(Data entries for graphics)
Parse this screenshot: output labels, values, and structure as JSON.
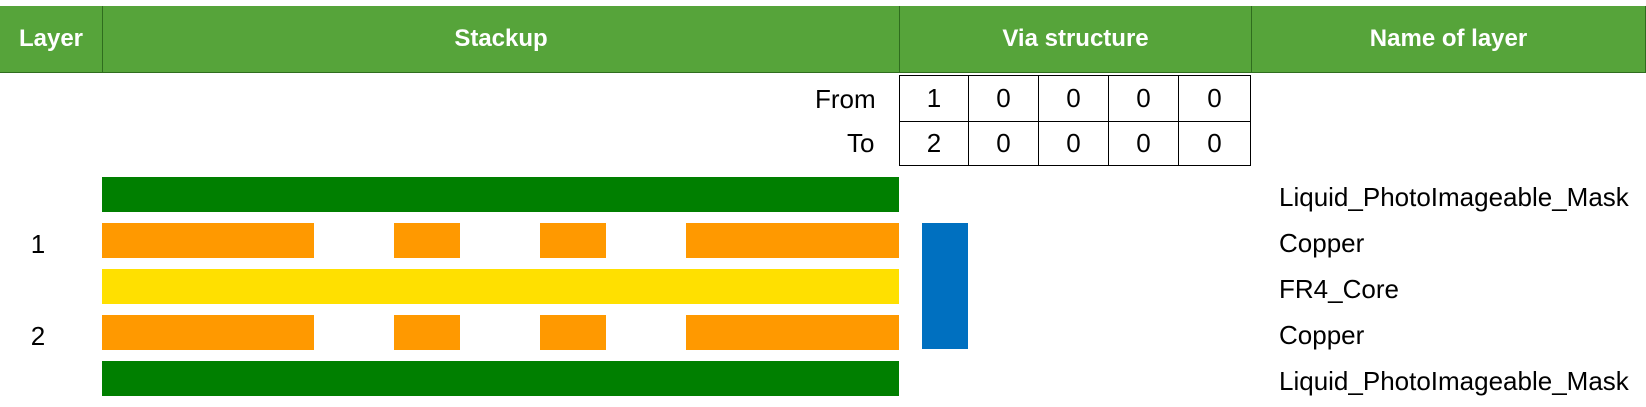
{
  "headers": {
    "layer": "Layer",
    "stackup": "Stackup",
    "via_structure": "Via structure",
    "name_of_layer": "Name of layer"
  },
  "via_table": {
    "from_label": "From",
    "to_label": "To",
    "from_values": [
      "1",
      "0",
      "0",
      "0",
      "0"
    ],
    "to_values": [
      "2",
      "0",
      "0",
      "0",
      "0"
    ]
  },
  "layers": [
    {
      "number": "",
      "material": "Liquid_PhotoImageable_Mask",
      "type": "mask"
    },
    {
      "number": "1",
      "material": "Copper",
      "type": "copper"
    },
    {
      "number": "",
      "material": "FR4_Core",
      "type": "core"
    },
    {
      "number": "2",
      "material": "Copper",
      "type": "copper"
    },
    {
      "number": "",
      "material": "Liquid_PhotoImageable_Mask",
      "type": "mask"
    }
  ],
  "colors": {
    "header_bg": "#56a43a",
    "mask": "#007f00",
    "copper": "#ff9900",
    "core": "#ffe000",
    "via": "#0070c0"
  }
}
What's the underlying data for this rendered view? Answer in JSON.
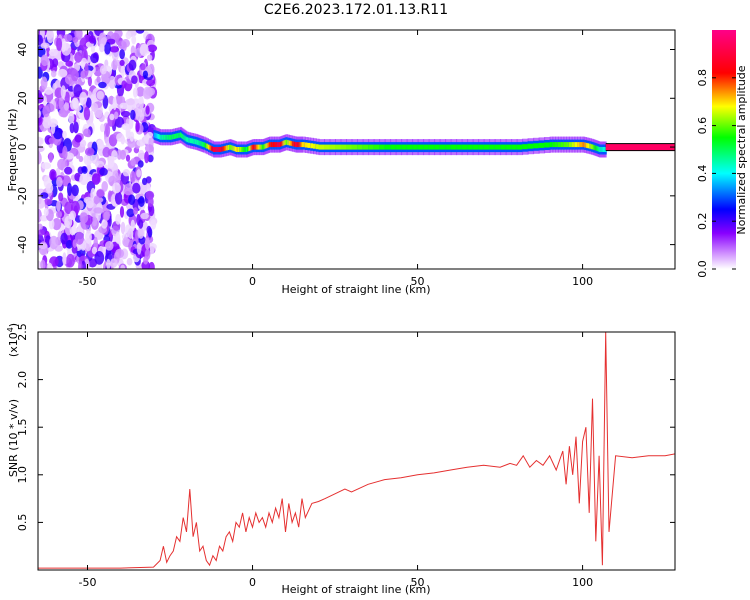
{
  "title": "C2E6.2023.172.01.13.R11",
  "chart_data": [
    {
      "type": "heatmap",
      "xlabel": "Height of straight line (km)",
      "ylabel": "Frequency (Hz)",
      "xlim": [
        -65,
        128
      ],
      "ylim": [
        -50,
        48
      ],
      "xticks": [
        -50,
        0,
        50,
        100
      ],
      "yticks": [
        -40,
        -20,
        0,
        20,
        40
      ],
      "colorbar": {
        "label": "Normalized spectral amplitude",
        "range": [
          0,
          1
        ],
        "ticks": [
          "0.0",
          "0.2",
          "0.4",
          "0.6",
          "0.8"
        ],
        "colors": [
          "#ffffff",
          "#8800ff",
          "#0000ff",
          "#00ffff",
          "#00ff00",
          "#ffff00",
          "#ff0000",
          "#ff0088"
        ]
      },
      "noise_region_x": [
        -65,
        -30
      ],
      "ridge": {
        "x": [
          -30,
          -28,
          -25,
          -22,
          -20,
          -17,
          -15,
          -12,
          -10,
          -7,
          -5,
          -2,
          0,
          3,
          5,
          8,
          10,
          13,
          15,
          20,
          30,
          40,
          50,
          60,
          70,
          80,
          90,
          95,
          100,
          103,
          105,
          107
        ],
        "freq": [
          5,
          4,
          4,
          5,
          3,
          2,
          1,
          -1,
          -1,
          0,
          -1,
          -1,
          0,
          0,
          1,
          1,
          2,
          1,
          1,
          0,
          0,
          0,
          0,
          0,
          0,
          0,
          1,
          1,
          1,
          0,
          -1,
          -1
        ],
        "amplitude": [
          0.35,
          0.45,
          0.5,
          0.5,
          0.45,
          0.45,
          0.5,
          0.9,
          0.9,
          0.6,
          0.7,
          0.5,
          0.85,
          0.55,
          0.8,
          0.9,
          0.6,
          0.9,
          0.7,
          0.65,
          0.6,
          0.55,
          0.55,
          0.55,
          0.55,
          0.55,
          0.55,
          0.6,
          0.75,
          0.6,
          0.45,
          0.4
        ]
      },
      "reference_line": {
        "x": [
          107,
          128
        ],
        "freq": 0,
        "amplitude": 0.95
      }
    },
    {
      "type": "line",
      "xlabel": "Height of straight line (km)",
      "ylabel": "SNR (10 * v/v)",
      "yscale_label": "(x10",
      "yscale_exponent": "4",
      "yscale_close": ")",
      "xlim": [
        -65,
        128
      ],
      "ylim": [
        0,
        2.5
      ],
      "xticks": [
        -50,
        0,
        50,
        100
      ],
      "yticks": [
        "0.5",
        "1.0",
        "1.5",
        "2.0",
        "2.5"
      ],
      "series": [
        {
          "color": "#e53030",
          "x": [
            -65,
            -40,
            -30,
            -28,
            -27,
            -26,
            -25,
            -24,
            -23,
            -22,
            -21,
            -20,
            -19,
            -18,
            -17,
            -16,
            -15,
            -14,
            -13,
            -12,
            -11,
            -10,
            -9,
            -8,
            -7,
            -6,
            -5,
            -4,
            -3,
            -2,
            -1,
            0,
            1,
            2,
            3,
            4,
            5,
            6,
            7,
            8,
            9,
            10,
            11,
            12,
            13,
            14,
            15,
            16,
            18,
            20,
            22,
            25,
            28,
            30,
            35,
            40,
            45,
            50,
            55,
            60,
            65,
            70,
            75,
            78,
            80,
            82,
            84,
            86,
            88,
            90,
            92,
            94,
            95,
            96,
            97,
            98,
            99,
            100,
            101,
            102,
            103,
            104,
            105,
            106,
            107,
            108,
            110,
            115,
            120,
            125,
            128
          ],
          "y": [
            0.02,
            0.02,
            0.03,
            0.1,
            0.25,
            0.08,
            0.15,
            0.2,
            0.35,
            0.3,
            0.55,
            0.4,
            0.85,
            0.35,
            0.5,
            0.2,
            0.25,
            0.1,
            0.05,
            0.15,
            0.1,
            0.25,
            0.2,
            0.35,
            0.4,
            0.3,
            0.5,
            0.45,
            0.6,
            0.4,
            0.55,
            0.45,
            0.6,
            0.5,
            0.55,
            0.45,
            0.6,
            0.5,
            0.65,
            0.55,
            0.75,
            0.4,
            0.7,
            0.5,
            0.6,
            0.45,
            0.75,
            0.55,
            0.7,
            0.72,
            0.75,
            0.8,
            0.85,
            0.82,
            0.9,
            0.95,
            0.97,
            1.0,
            1.02,
            1.05,
            1.08,
            1.1,
            1.08,
            1.12,
            1.1,
            1.2,
            1.08,
            1.15,
            1.1,
            1.2,
            1.05,
            1.25,
            0.9,
            1.3,
            1.0,
            1.4,
            0.7,
            1.35,
            1.5,
            0.6,
            1.8,
            0.3,
            1.2,
            0.05,
            2.5,
            0.4,
            1.2,
            1.18,
            1.2,
            1.2,
            1.22
          ]
        }
      ]
    }
  ]
}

## Goal
Write the listing out a second time exactly, dropping all images.

## Task solution
Parse this screenshot: output labels, values, and structure as JSON.
{
  "headers": {
    "layer": "Layer",
    "stackup": "Stackup",
    "via_structure": "Via structure",
    "name_of_layer": "Name of layer"
  },
  "via_table": {
    "from_label": "From",
    "to_label": "To",
    "from_values": [
      "1",
      "0",
      "0",
      "0",
      "0"
    ],
    "to_values": [
      "2",
      "0",
      "0",
      "0",
      "0"
    ]
  },
  "layers": [
    {
      "number": "",
      "material": "Liquid_PhotoImageable_Mask",
      "type": "mask"
    },
    {
      "number": "1",
      "material": "Copper",
      "type": "copper"
    },
    {
      "number": "",
      "material": "FR4_Core",
      "type": "core"
    },
    {
      "number": "2",
      "material": "Copper",
      "type": "copper"
    },
    {
      "number": "",
      "material": "Liquid_PhotoImageable_Mask",
      "type": "mask"
    }
  ],
  "colors": {
    "header_bg": "#56a43a",
    "mask": "#007f00",
    "copper": "#ff9900",
    "core": "#ffe000",
    "via": "#0070c0"
  }
}
What's the underlying data for this rendered view? Answer in JSON.
{
  "title": "C2E6.2023.172.01.13.R11",
  "chart_data": [
    {
      "type": "heatmap",
      "xlabel": "Height of straight line (km)",
      "ylabel": "Frequency (Hz)",
      "xlim": [
        -65,
        128
      ],
      "ylim": [
        -50,
        48
      ],
      "xticks": [
        -50,
        0,
        50,
        100
      ],
      "yticks": [
        -40,
        -20,
        0,
        20,
        40
      ],
      "colorbar": {
        "label": "Normalized spectral amplitude",
        "range": [
          0,
          1
        ],
        "ticks": [
          "0.0",
          "0.2",
          "0.4",
          "0.6",
          "0.8"
        ],
        "colors": [
          "#ffffff",
          "#8800ff",
          "#0000ff",
          "#00ffff",
          "#00ff00",
          "#ffff00",
          "#ff0000",
          "#ff0088"
        ]
      },
      "noise_region_x": [
        -65,
        -30
      ],
      "ridge": {
        "x": [
          -30,
          -28,
          -25,
          -22,
          -20,
          -17,
          -15,
          -12,
          -10,
          -7,
          -5,
          -2,
          0,
          3,
          5,
          8,
          10,
          13,
          15,
          20,
          30,
          40,
          50,
          60,
          70,
          80,
          90,
          95,
          100,
          103,
          105,
          107
        ],
        "freq": [
          5,
          4,
          4,
          5,
          3,
          2,
          1,
          -1,
          -1,
          0,
          -1,
          -1,
          0,
          0,
          1,
          1,
          2,
          1,
          1,
          0,
          0,
          0,
          0,
          0,
          0,
          0,
          1,
          1,
          1,
          0,
          -1,
          -1
        ],
        "amplitude": [
          0.35,
          0.45,
          0.5,
          0.5,
          0.45,
          0.45,
          0.5,
          0.9,
          0.9,
          0.6,
          0.7,
          0.5,
          0.85,
          0.55,
          0.8,
          0.9,
          0.6,
          0.9,
          0.7,
          0.65,
          0.6,
          0.55,
          0.55,
          0.55,
          0.55,
          0.55,
          0.55,
          0.6,
          0.75,
          0.6,
          0.45,
          0.4
        ]
      },
      "reference_line": {
        "x": [
          107,
          128
        ],
        "freq": 0,
        "amplitude": 0.95
      }
    },
    {
      "type": "line",
      "xlabel": "Height of straight line (km)",
      "ylabel": "SNR (10 * v/v)",
      "yscale_label": "(x10",
      "yscale_exponent": "4",
      "yscale_close": ")",
      "xlim": [
        -65,
        128
      ],
      "ylim": [
        0,
        2.5
      ],
      "xticks": [
        -50,
        0,
        50,
        100
      ],
      "yticks": [
        "0.5",
        "1.0",
        "1.5",
        "2.0",
        "2.5"
      ],
      "series": [
        {
          "color": "#e53030",
          "x": [
            -65,
            -40,
            -30,
            -28,
            -27,
            -26,
            -25,
            -24,
            -23,
            -22,
            -21,
            -20,
            -19,
            -18,
            -17,
            -16,
            -15,
            -14,
            -13,
            -12,
            -11,
            -10,
            -9,
            -8,
            -7,
            -6,
            -5,
            -4,
            -3,
            -2,
            -1,
            0,
            1,
            2,
            3,
            4,
            5,
            6,
            7,
            8,
            9,
            10,
            11,
            12,
            13,
            14,
            15,
            16,
            18,
            20,
            22,
            25,
            28,
            30,
            35,
            40,
            45,
            50,
            55,
            60,
            65,
            70,
            75,
            78,
            80,
            82,
            84,
            86,
            88,
            90,
            92,
            94,
            95,
            96,
            97,
            98,
            99,
            100,
            101,
            102,
            103,
            104,
            105,
            106,
            107,
            108,
            110,
            115,
            120,
            125,
            128
          ],
          "y": [
            0.02,
            0.02,
            0.03,
            0.1,
            0.25,
            0.08,
            0.15,
            0.2,
            0.35,
            0.3,
            0.55,
            0.4,
            0.85,
            0.35,
            0.5,
            0.2,
            0.25,
            0.1,
            0.05,
            0.15,
            0.1,
            0.25,
            0.2,
            0.35,
            0.4,
            0.3,
            0.5,
            0.45,
            0.6,
            0.4,
            0.55,
            0.45,
            0.6,
            0.5,
            0.55,
            0.45,
            0.6,
            0.5,
            0.65,
            0.55,
            0.75,
            0.4,
            0.7,
            0.5,
            0.6,
            0.45,
            0.75,
            0.55,
            0.7,
            0.72,
            0.75,
            0.8,
            0.85,
            0.82,
            0.9,
            0.95,
            0.97,
            1.0,
            1.02,
            1.05,
            1.08,
            1.1,
            1.08,
            1.12,
            1.1,
            1.2,
            1.08,
            1.15,
            1.1,
            1.2,
            1.05,
            1.25,
            0.9,
            1.3,
            1.0,
            1.4,
            0.7,
            1.35,
            1.5,
            0.6,
            1.8,
            0.3,
            1.2,
            0.05,
            2.5,
            0.4,
            1.2,
            1.18,
            1.2,
            1.2,
            1.22
          ]
        }
      ]
    }
  ]
}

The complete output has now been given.